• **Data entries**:
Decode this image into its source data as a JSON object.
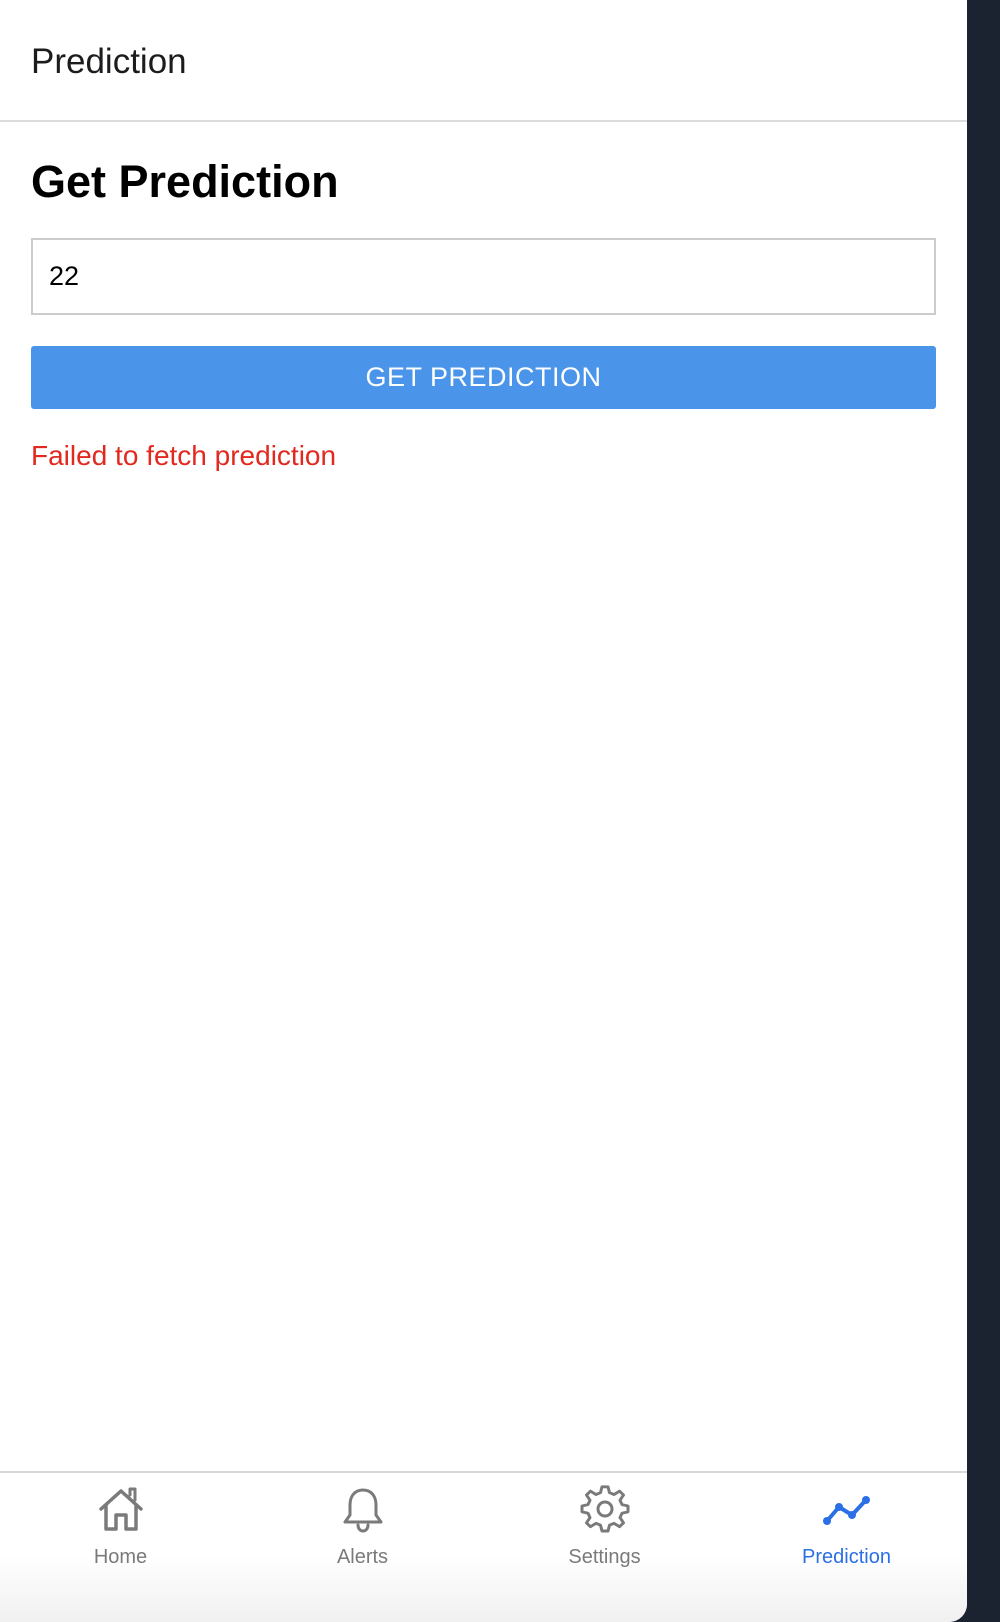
{
  "header": {
    "title": "Prediction"
  },
  "main": {
    "heading": "Get Prediction",
    "input_value": "22",
    "button_label": "GET PREDICTION",
    "error_message": "Failed to fetch prediction"
  },
  "tabbar": {
    "tabs": [
      {
        "label": "Home",
        "icon": "home-icon",
        "active": false
      },
      {
        "label": "Alerts",
        "icon": "bell-icon",
        "active": false
      },
      {
        "label": "Settings",
        "icon": "gear-icon",
        "active": false
      },
      {
        "label": "Prediction",
        "icon": "trend-line-icon",
        "active": true
      }
    ]
  },
  "colors": {
    "accent": "#4a95ea",
    "active_tab": "#2b6fe6",
    "inactive_tab": "#7a7a7a",
    "error": "#e2291f"
  }
}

• **TASK DETAILS**: Leave the pictures out and reproduce each record exactly as written.

• **PROBLEM SOLUTION**:
Decode this image into its source data as a JSON object.
{
  "header": {
    "title": "Prediction"
  },
  "main": {
    "heading": "Get Prediction",
    "input_value": "22",
    "button_label": "GET PREDICTION",
    "error_message": "Failed to fetch prediction"
  },
  "tabbar": {
    "tabs": [
      {
        "label": "Home",
        "icon": "home-icon",
        "active": false
      },
      {
        "label": "Alerts",
        "icon": "bell-icon",
        "active": false
      },
      {
        "label": "Settings",
        "icon": "gear-icon",
        "active": false
      },
      {
        "label": "Prediction",
        "icon": "trend-line-icon",
        "active": true
      }
    ]
  },
  "colors": {
    "accent": "#4a95ea",
    "active_tab": "#2b6fe6",
    "inactive_tab": "#7a7a7a",
    "error": "#e2291f"
  }
}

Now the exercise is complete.